* Problem to solve *
Write out every single entry exactly.

— start Data shown —

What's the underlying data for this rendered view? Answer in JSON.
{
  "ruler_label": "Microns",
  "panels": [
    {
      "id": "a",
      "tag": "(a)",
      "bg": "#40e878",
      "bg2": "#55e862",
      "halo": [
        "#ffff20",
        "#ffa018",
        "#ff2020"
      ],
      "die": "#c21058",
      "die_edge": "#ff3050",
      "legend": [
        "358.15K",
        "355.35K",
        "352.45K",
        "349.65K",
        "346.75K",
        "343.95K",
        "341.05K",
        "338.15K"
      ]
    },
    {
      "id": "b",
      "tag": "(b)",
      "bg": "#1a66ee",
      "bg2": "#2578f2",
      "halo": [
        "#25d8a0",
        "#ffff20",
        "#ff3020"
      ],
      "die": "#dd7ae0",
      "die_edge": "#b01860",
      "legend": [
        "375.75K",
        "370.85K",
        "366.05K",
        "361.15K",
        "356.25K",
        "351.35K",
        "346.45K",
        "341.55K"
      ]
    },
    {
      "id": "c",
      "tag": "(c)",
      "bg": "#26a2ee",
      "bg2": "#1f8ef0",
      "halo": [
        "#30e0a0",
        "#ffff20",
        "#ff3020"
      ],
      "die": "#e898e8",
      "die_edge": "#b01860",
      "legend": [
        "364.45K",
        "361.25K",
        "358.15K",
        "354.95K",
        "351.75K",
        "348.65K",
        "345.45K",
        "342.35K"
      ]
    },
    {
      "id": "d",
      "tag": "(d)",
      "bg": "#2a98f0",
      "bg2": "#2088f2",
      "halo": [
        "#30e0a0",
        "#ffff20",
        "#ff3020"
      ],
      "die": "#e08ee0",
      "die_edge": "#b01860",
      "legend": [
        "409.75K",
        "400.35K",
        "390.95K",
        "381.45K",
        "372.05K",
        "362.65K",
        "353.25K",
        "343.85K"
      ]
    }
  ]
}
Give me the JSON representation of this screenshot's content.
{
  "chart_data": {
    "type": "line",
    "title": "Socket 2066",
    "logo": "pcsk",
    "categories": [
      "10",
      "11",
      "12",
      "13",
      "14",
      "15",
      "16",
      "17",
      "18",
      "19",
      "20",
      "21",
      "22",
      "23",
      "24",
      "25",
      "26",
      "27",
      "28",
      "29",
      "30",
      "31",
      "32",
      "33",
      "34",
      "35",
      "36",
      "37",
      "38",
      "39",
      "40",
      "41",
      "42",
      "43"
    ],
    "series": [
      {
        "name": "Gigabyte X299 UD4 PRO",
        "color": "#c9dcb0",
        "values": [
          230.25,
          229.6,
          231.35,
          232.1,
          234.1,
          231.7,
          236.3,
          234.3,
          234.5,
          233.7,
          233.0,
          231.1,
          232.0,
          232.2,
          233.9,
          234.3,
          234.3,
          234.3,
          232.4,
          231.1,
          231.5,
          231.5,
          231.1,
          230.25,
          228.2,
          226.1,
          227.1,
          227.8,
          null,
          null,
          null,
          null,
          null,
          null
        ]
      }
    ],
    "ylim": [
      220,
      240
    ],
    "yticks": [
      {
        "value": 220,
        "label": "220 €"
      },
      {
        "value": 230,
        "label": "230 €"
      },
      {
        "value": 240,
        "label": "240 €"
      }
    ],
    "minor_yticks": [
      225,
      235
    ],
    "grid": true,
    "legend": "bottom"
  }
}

— end Data shown —

* Right answer *
What's the underlying data for this rendered view? Answer in JSON.
{
  "ruler_label": "Microns",
  "panels": [
    {
      "id": "a",
      "tag": "(a)",
      "bg": "#40e878",
      "bg2": "#55e862",
      "halo": [
        "#ffff20",
        "#ffa018",
        "#ff2020"
      ],
      "die": "#c21058",
      "die_edge": "#ff3050",
      "legend": [
        "358.15K",
        "355.35K",
        "352.45K",
        "349.65K",
        "346.75K",
        "343.95K",
        "341.05K",
        "338.15K"
      ]
    },
    {
      "id": "b",
      "tag": "(b)",
      "bg": "#1a66ee",
      "bg2": "#2578f2",
      "halo": [
        "#25d8a0",
        "#ffff20",
        "#ff3020"
      ],
      "die": "#dd7ae0",
      "die_edge": "#b01860",
      "legend": [
        "375.75K",
        "370.85K",
        "366.05K",
        "361.15K",
        "356.25K",
        "351.35K",
        "346.45K",
        "341.55K"
      ]
    },
    {
      "id": "c",
      "tag": "(c)",
      "bg": "#26a2ee",
      "bg2": "#1f8ef0",
      "halo": [
        "#30e0a0",
        "#ffff20",
        "#ff3020"
      ],
      "die": "#e898e8",
      "die_edge": "#b01860",
      "legend": [
        "364.45K",
        "361.25K",
        "358.15K",
        "354.95K",
        "351.75K",
        "348.65K",
        "345.45K",
        "342.35K"
      ]
    },
    {
      "id": "d",
      "tag": "(d)",
      "bg": "#2a98f0",
      "bg2": "#2088f2",
      "halo": [
        "#30e0a0",
        "#ffff20",
        "#ff3020"
      ],
      "die": "#e08ee0",
      "die_edge": "#b01860",
      "legend": [
        "409.75K",
        "400.35K",
        "390.95K",
        "381.45K",
        "372.05K",
        "362.65K",
        "353.25K",
        "343.85K"
      ]
    }
  ]
}
Give me the JSON representation of this screenshot's content.
{
  "chart_data": {
    "type": "line",
    "title": "Socket 2066",
    "logo": "pcsk",
    "categories": [
      "10",
      "11",
      "12",
      "13",
      "14",
      "15",
      "16",
      "17",
      "18",
      "19",
      "20",
      "21",
      "22",
      "23",
      "24",
      "25",
      "26",
      "27",
      "28",
      "29",
      "30",
      "31",
      "32",
      "33",
      "34",
      "35",
      "36",
      "37",
      "38",
      "39",
      "40",
      "41",
      "42",
      "43"
    ],
    "series": [
      {
        "name": "Gigabyte X299 UD4 PRO",
        "color": "#c9dcb0",
        "values": [
          230.25,
          229.6,
          231.35,
          232.1,
          234.1,
          231.7,
          236.3,
          234.3,
          234.5,
          233.7,
          233.0,
          231.1,
          232.0,
          232.2,
          233.9,
          234.3,
          234.3,
          234.3,
          232.4,
          231.1,
          231.5,
          231.5,
          231.1,
          230.25,
          228.2,
          226.1,
          227.1,
          227.8,
          null,
          null,
          null,
          null,
          null,
          null
        ]
      }
    ],
    "ylim": [
      220,
      240
    ],
    "yticks": [
      {
        "value": 220,
        "label": "220 €"
      },
      {
        "value": 230,
        "label": "230 €"
      },
      {
        "value": 240,
        "label": "240 €"
      }
    ],
    "minor_yticks": [
      225,
      235
    ],
    "grid": true,
    "legend": "bottom"
  }
}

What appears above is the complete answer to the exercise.